[Saved data entries]
━━━━━━

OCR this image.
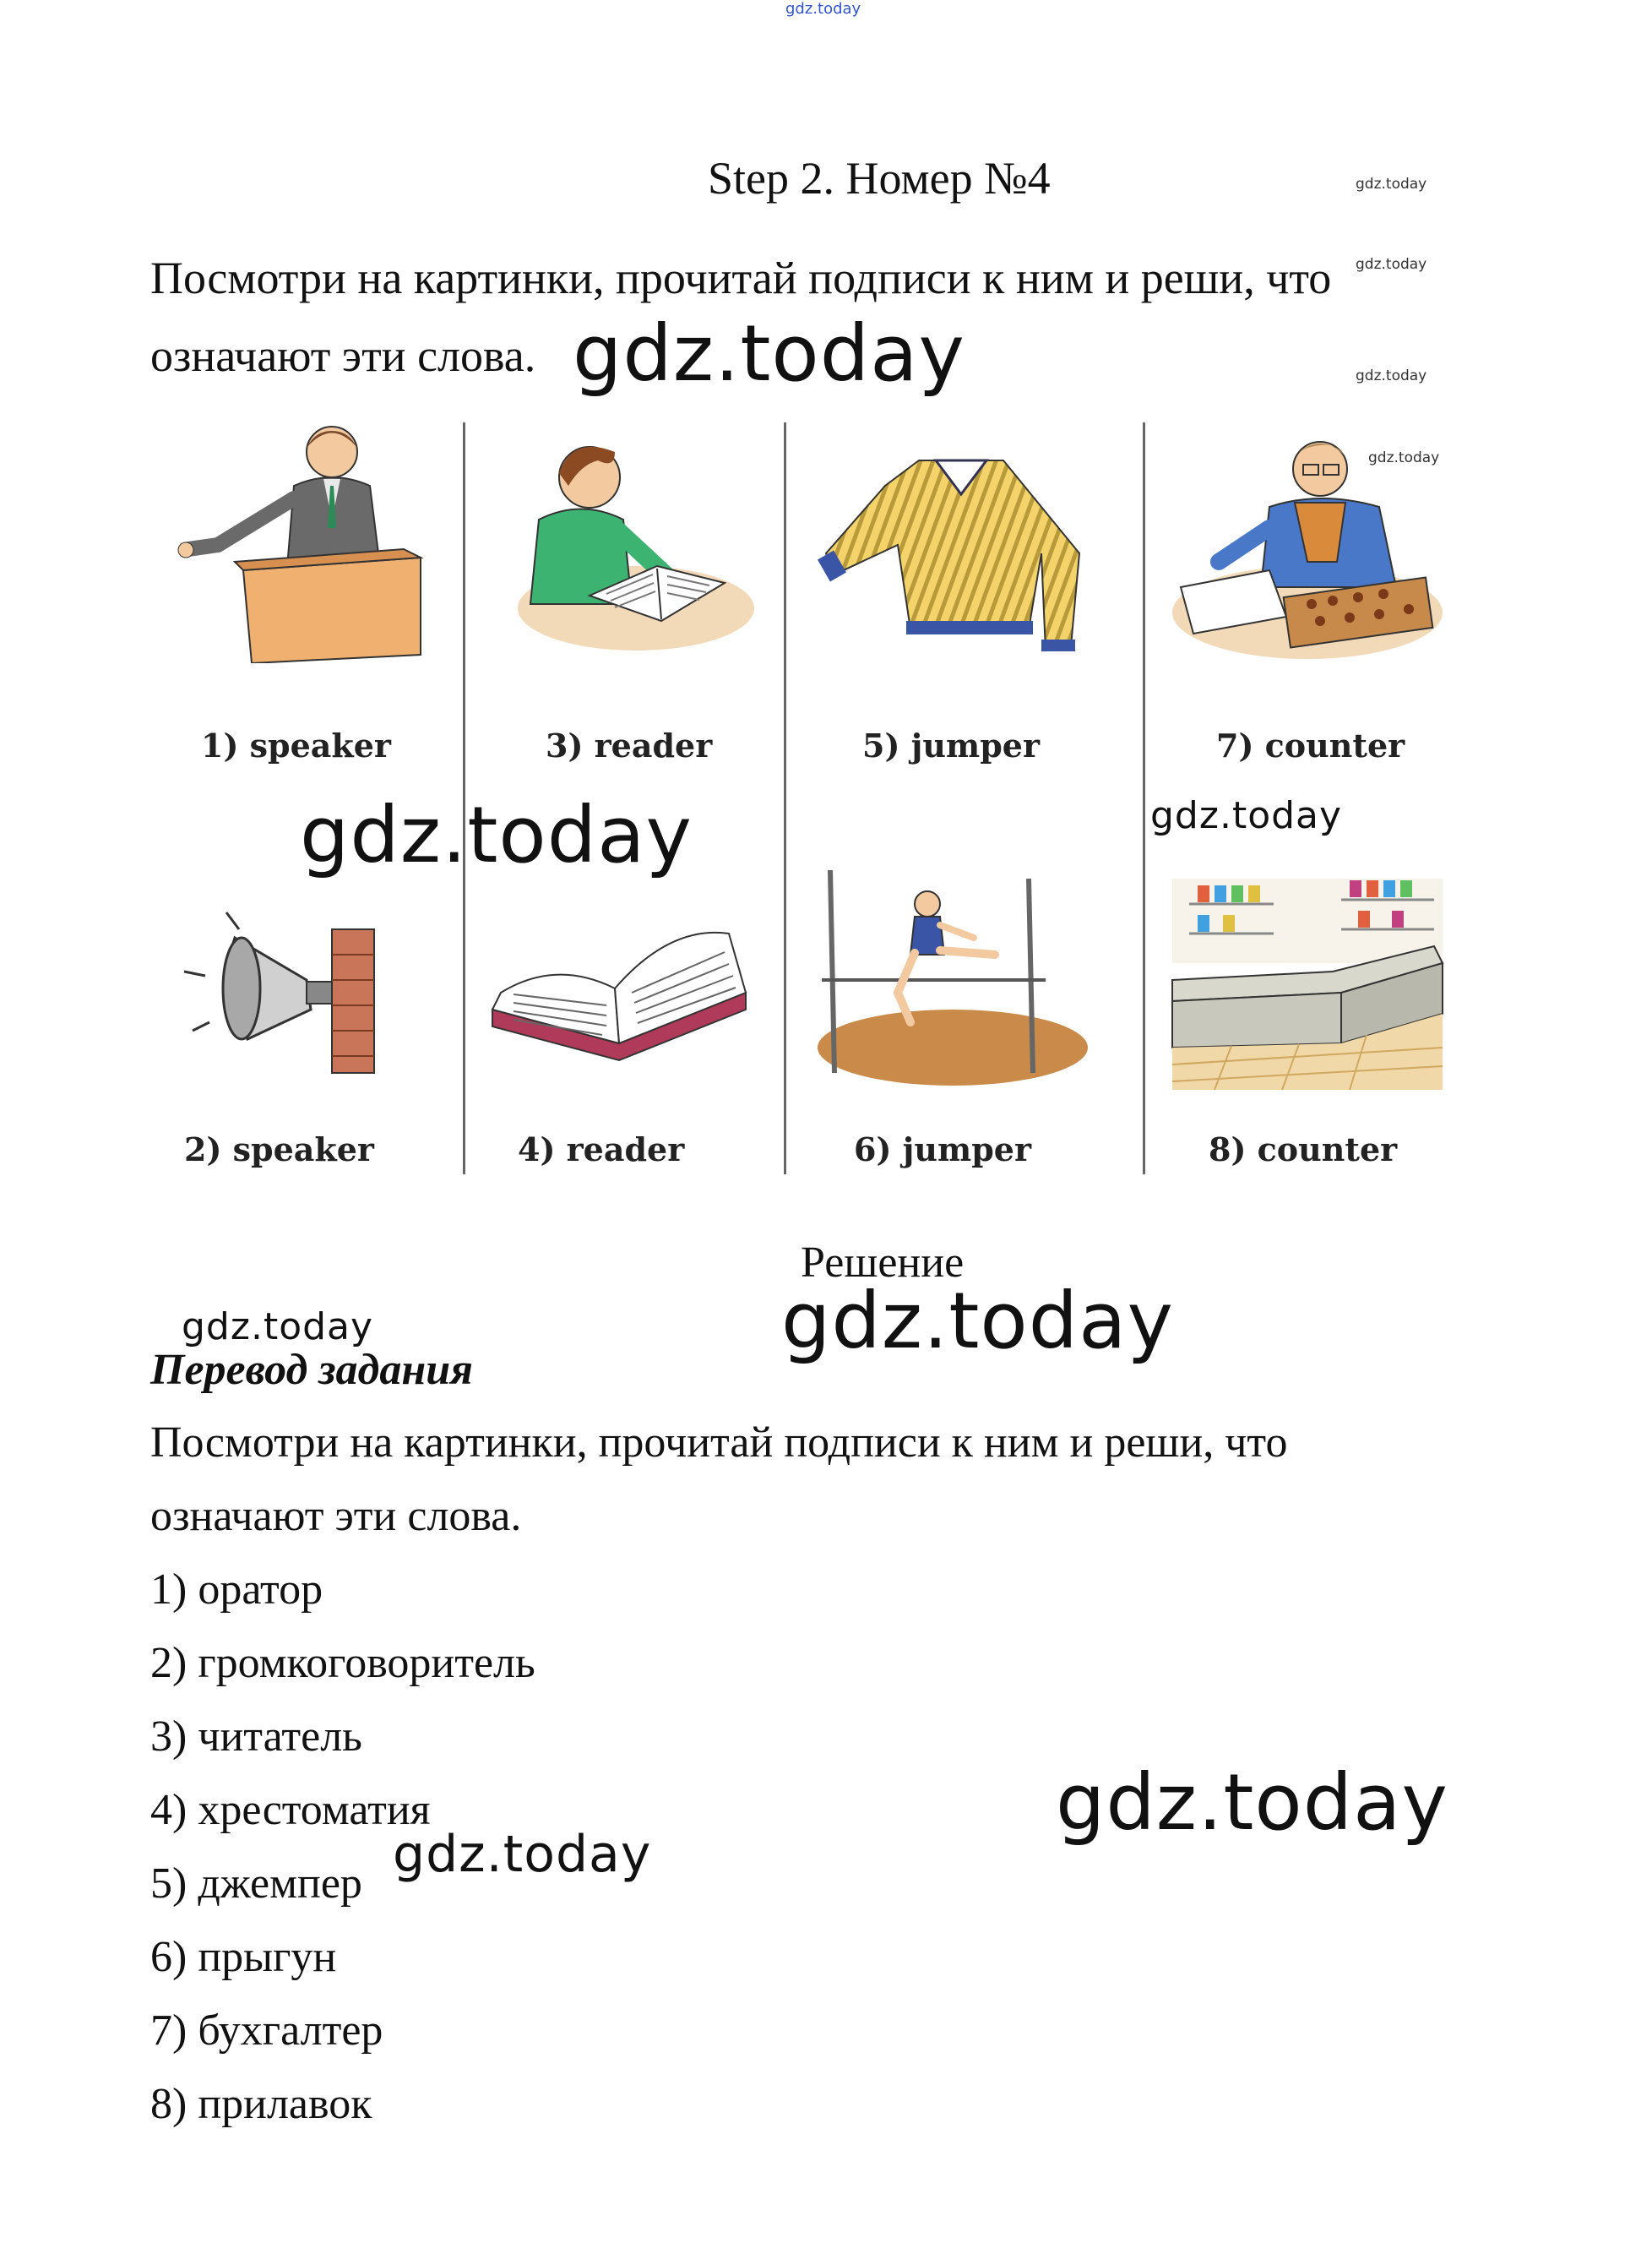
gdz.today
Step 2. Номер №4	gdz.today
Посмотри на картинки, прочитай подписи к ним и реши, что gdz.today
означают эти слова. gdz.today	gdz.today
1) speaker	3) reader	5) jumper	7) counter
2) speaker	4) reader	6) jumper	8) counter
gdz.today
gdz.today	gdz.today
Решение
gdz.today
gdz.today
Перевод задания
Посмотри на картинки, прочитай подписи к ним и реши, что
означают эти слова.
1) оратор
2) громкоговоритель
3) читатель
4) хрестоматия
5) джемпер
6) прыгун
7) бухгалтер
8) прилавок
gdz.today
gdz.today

━━━━━━

= WHAT NEEDS TO BE DONE =
Repeat the entries exactly. Pictures are excluded from the copy.

= WRITTEN RESPONSE =
OCR this image.
gdz.today
Step 2. Номер №4	gdz.today
Посмотри на картинки, прочитай подписи к ним и реши, что gdz.today
означают эти слова. gdz.today	gdz.today
1) speaker	3) reader	5) jumper	7) counter
2) speaker	4) reader	6) jumper	8) counter
gdz.today
gdz.today	gdz.today
Решение
gdz.today
gdz.today
Перевод задания
Посмотри на картинки, прочитай подписи к ним и реши, что
означают эти слова.
1) оратор
2) громкоговоритель
3) читатель
4) хрестоматия
5) джемпер
6) прыгун
7) бухгалтер
8) прилавок
gdz.today
gdz.today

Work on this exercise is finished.